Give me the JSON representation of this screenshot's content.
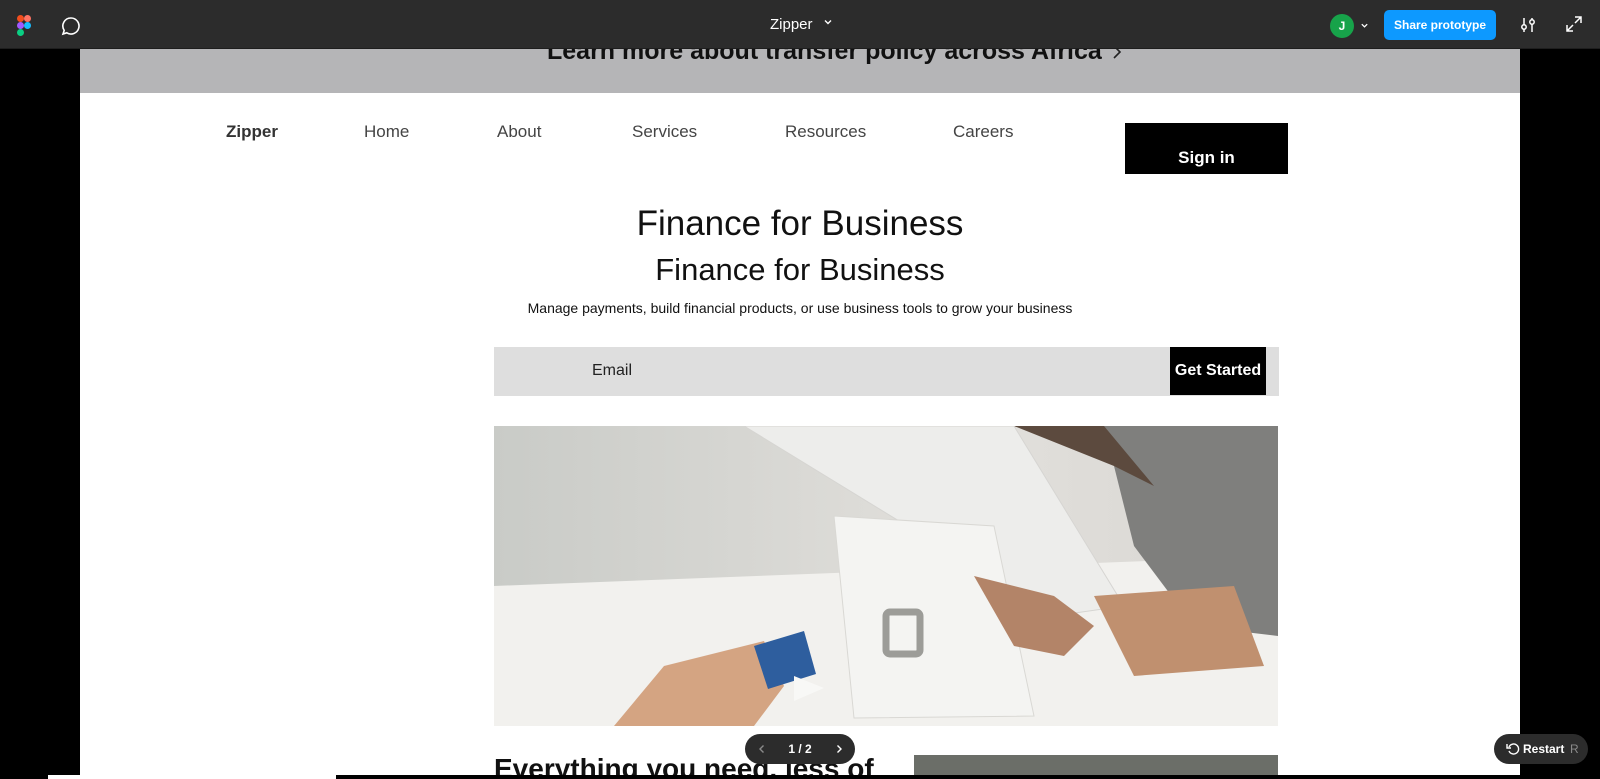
{
  "toolbar": {
    "title": "Zipper",
    "avatar_initial": "J",
    "share_label": "Share prototype",
    "icons": [
      "figma-logo-icon",
      "comment-icon",
      "chevron-down-icon",
      "settings-icon",
      "expand-icon"
    ]
  },
  "site": {
    "banner_text": "Learn more about transfer policy across Africa",
    "nav": {
      "brand": "Zipper",
      "links": [
        "Home",
        "About",
        "Services",
        "Resources",
        "Careers"
      ],
      "signin_label": "Sign in"
    },
    "hero": {
      "title": "Finance for Business",
      "subtitle": "Finance for Business",
      "description": "Manage  payments, build financial products, or use business tools to grow your business",
      "email_placeholder": "Email",
      "cta_label": "Get Started"
    },
    "section_title": "Everything you need, less of"
  },
  "player": {
    "page_indicator": "1 / 2",
    "restart_label": "Restart",
    "restart_shortcut": "R"
  },
  "colors": {
    "toolbar_bg": "#2c2c2c",
    "share_blue": "#0d99ff",
    "avatar_green": "#17a34a",
    "banner_gray": "#b5b5b7",
    "email_gray": "#dedede"
  }
}
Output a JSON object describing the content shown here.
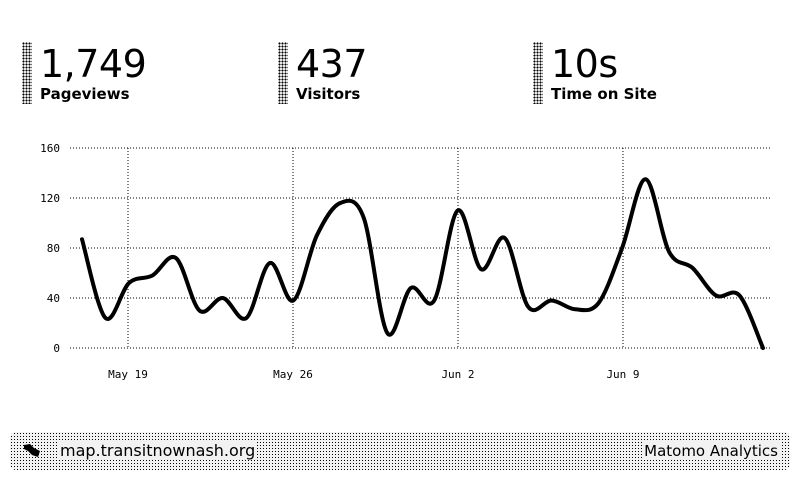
{
  "stats": [
    {
      "value": "1,749",
      "label": "Pageviews"
    },
    {
      "value": "437",
      "label": "Visitors"
    },
    {
      "value": "10s",
      "label": "Time on Site"
    }
  ],
  "chart_data": {
    "type": "line",
    "title": "",
    "xlabel": "",
    "ylabel": "",
    "ylim": [
      0,
      160
    ],
    "y_ticks": [
      "160",
      "120",
      "80",
      "40",
      "0"
    ],
    "x_ticks": [
      "May 19",
      "May 26",
      "Jun 2",
      "Jun 9"
    ],
    "grid": true,
    "line_color": "#000000",
    "series": [
      {
        "values": [
          87,
          24,
          52,
          58,
          72,
          30,
          40,
          24,
          68,
          38,
          90,
          116,
          104,
          12,
          48,
          38,
          110,
          63,
          88,
          33,
          38,
          31,
          36,
          80,
          135,
          77,
          64,
          42,
          42,
          0
        ]
      }
    ]
  },
  "footer": {
    "site": "map.transitnownash.org",
    "brand": "Matomo Analytics"
  }
}
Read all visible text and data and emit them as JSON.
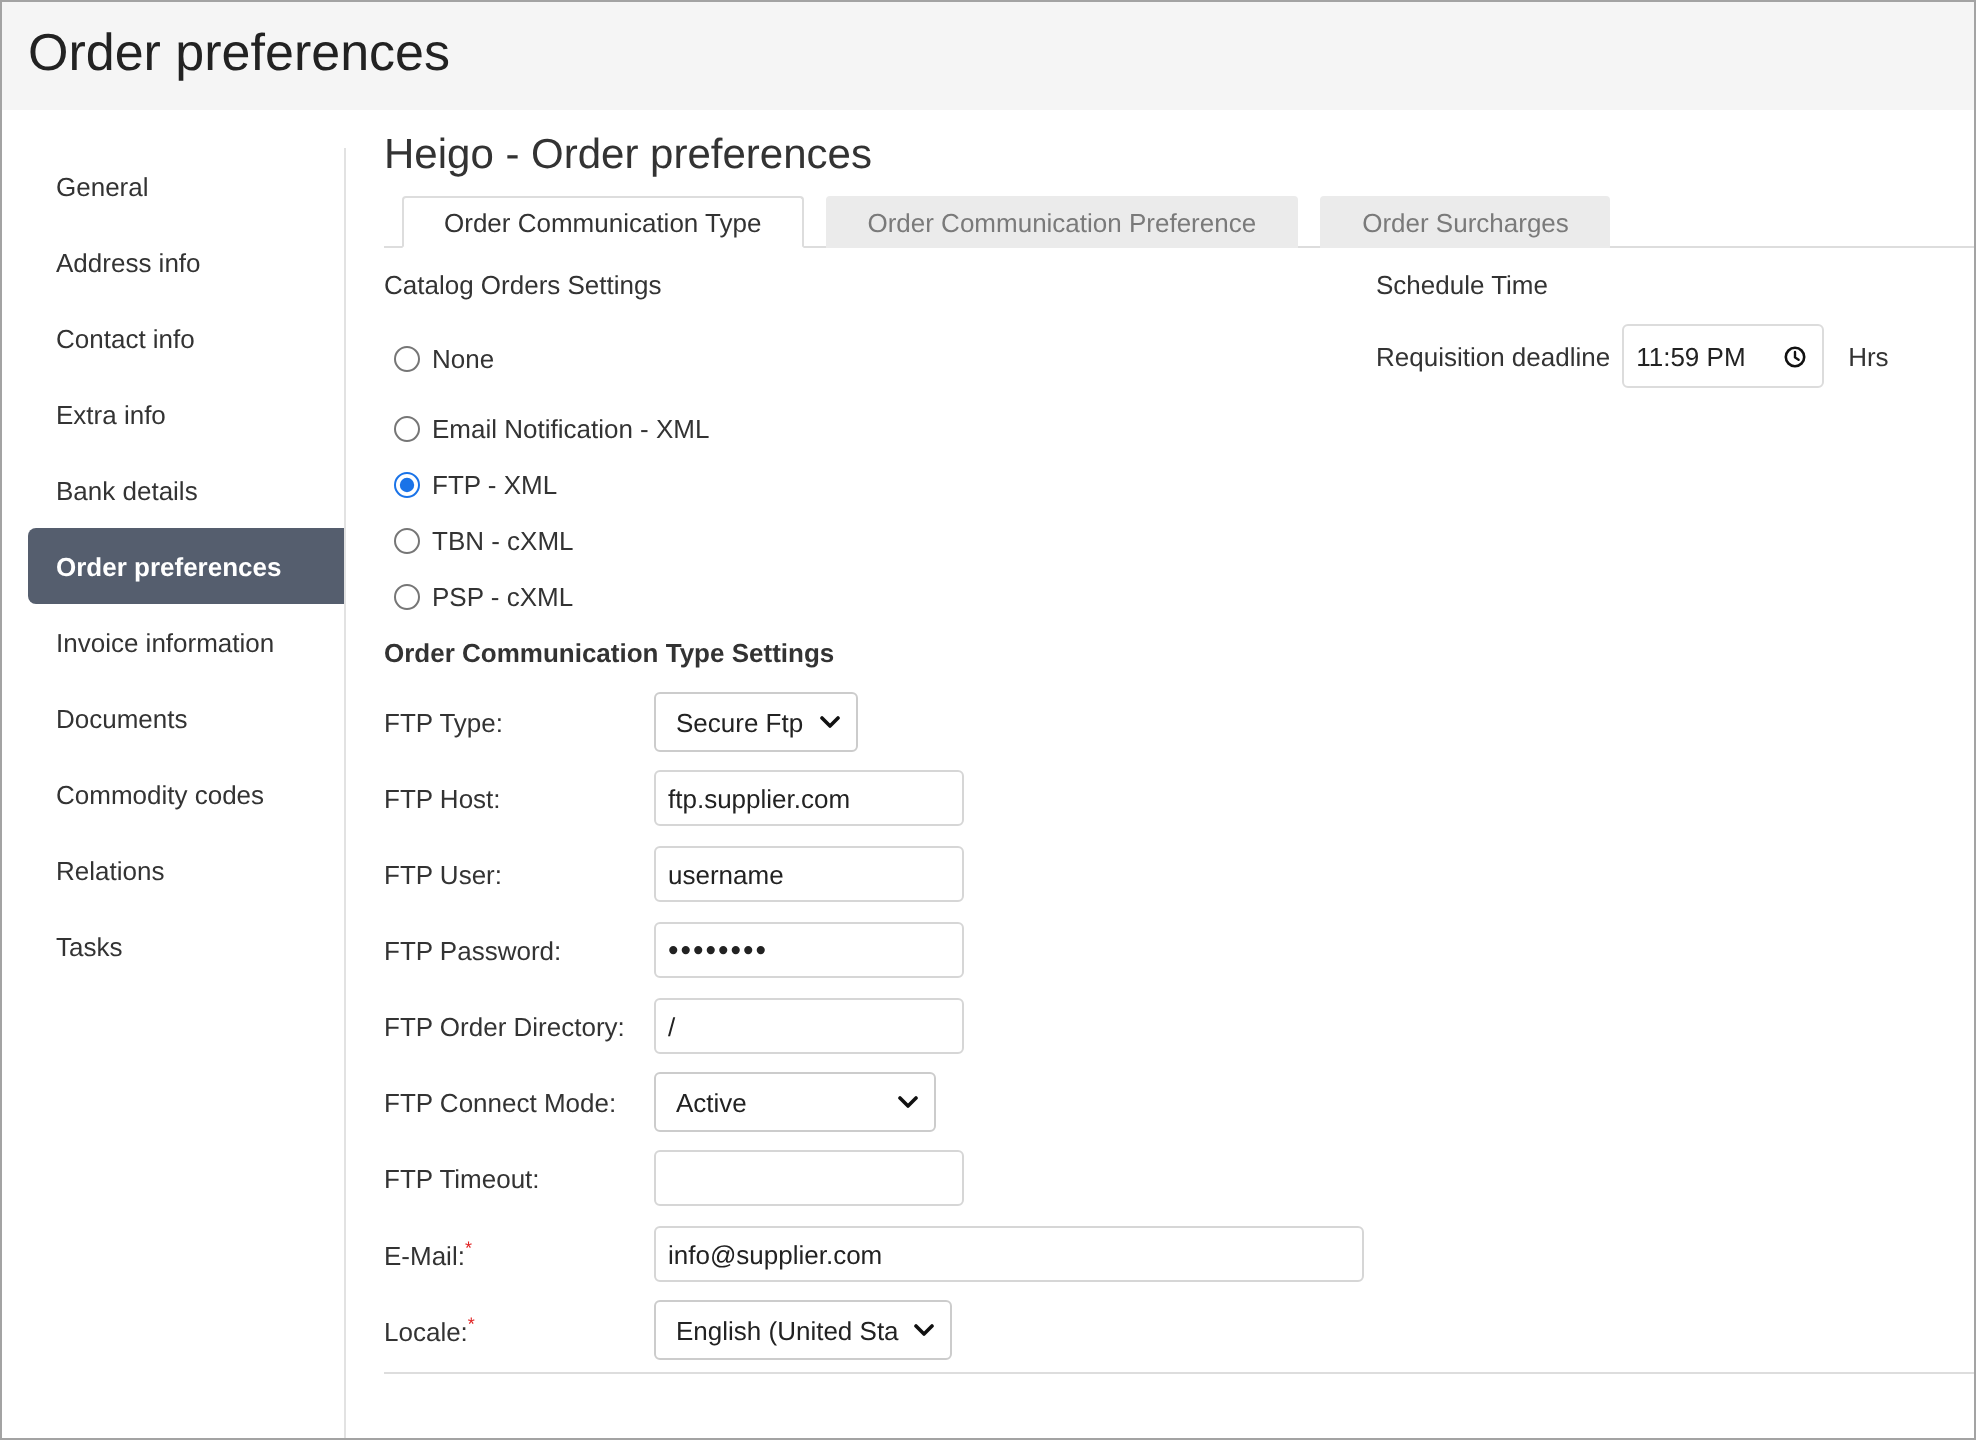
{
  "window": {
    "title": "Order preferences"
  },
  "sidebar": {
    "items": [
      {
        "label": "General",
        "selected": false
      },
      {
        "label": "Address info",
        "selected": false
      },
      {
        "label": "Contact info",
        "selected": false
      },
      {
        "label": "Extra info",
        "selected": false
      },
      {
        "label": "Bank details",
        "selected": false
      },
      {
        "label": "Order preferences",
        "selected": true
      },
      {
        "label": "Invoice information",
        "selected": false
      },
      {
        "label": "Documents",
        "selected": false
      },
      {
        "label": "Commodity codes",
        "selected": false
      },
      {
        "label": "Relations",
        "selected": false
      },
      {
        "label": "Tasks",
        "selected": false
      }
    ]
  },
  "content": {
    "title": "Heigo - Order preferences",
    "tabs": [
      {
        "label": "Order Communication Type",
        "selected": true
      },
      {
        "label": "Order Communication Preference",
        "selected": false
      },
      {
        "label": "Order Surcharges",
        "selected": false
      }
    ],
    "catalog_orders": {
      "heading": "Catalog Orders Settings",
      "options": [
        {
          "label": "None",
          "selected": false
        },
        {
          "label": "Email Notification - XML",
          "selected": false
        },
        {
          "label": "FTP - XML",
          "selected": true
        },
        {
          "label": "TBN - cXML",
          "selected": false
        },
        {
          "label": "PSP - cXML",
          "selected": false
        }
      ]
    },
    "schedule": {
      "heading": "Schedule Time",
      "label": "Requisition deadline",
      "value": "11:59 PM",
      "unit": "Hrs"
    },
    "settings": {
      "heading": "Order Communication Type Settings",
      "fields": [
        {
          "label": "FTP Type:",
          "kind": "select",
          "value": "Secure Ftp"
        },
        {
          "label": "FTP Host:",
          "kind": "input",
          "value": "ftp.supplier.com"
        },
        {
          "label": "FTP User:",
          "kind": "input",
          "value": "username"
        },
        {
          "label": "FTP Password:",
          "kind": "password",
          "value": "••••••••"
        },
        {
          "label": "FTP Order Directory:",
          "kind": "input",
          "value": "/"
        },
        {
          "label": "FTP Connect Mode:",
          "kind": "select",
          "value": "Active"
        },
        {
          "label": "FTP Timeout:",
          "kind": "input"
        },
        {
          "label": "E-Mail:$^{*}$",
          "kind": "input",
          "value": "info@supplier.com"
        },
        {
          "label": "Locale:$^{*}$",
          "kind": "select",
          "value": "English (United Sta"
        }
      ]
    }
  }
}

——

For this exercise, gather every line of the data that contains the word "Communication".

• _SOLUTION TO THIS EXERCISE_:
        "label": "Order Communication Type",
        "label": "Order Communication Preference",
      "heading": "Order Communication Type Settings",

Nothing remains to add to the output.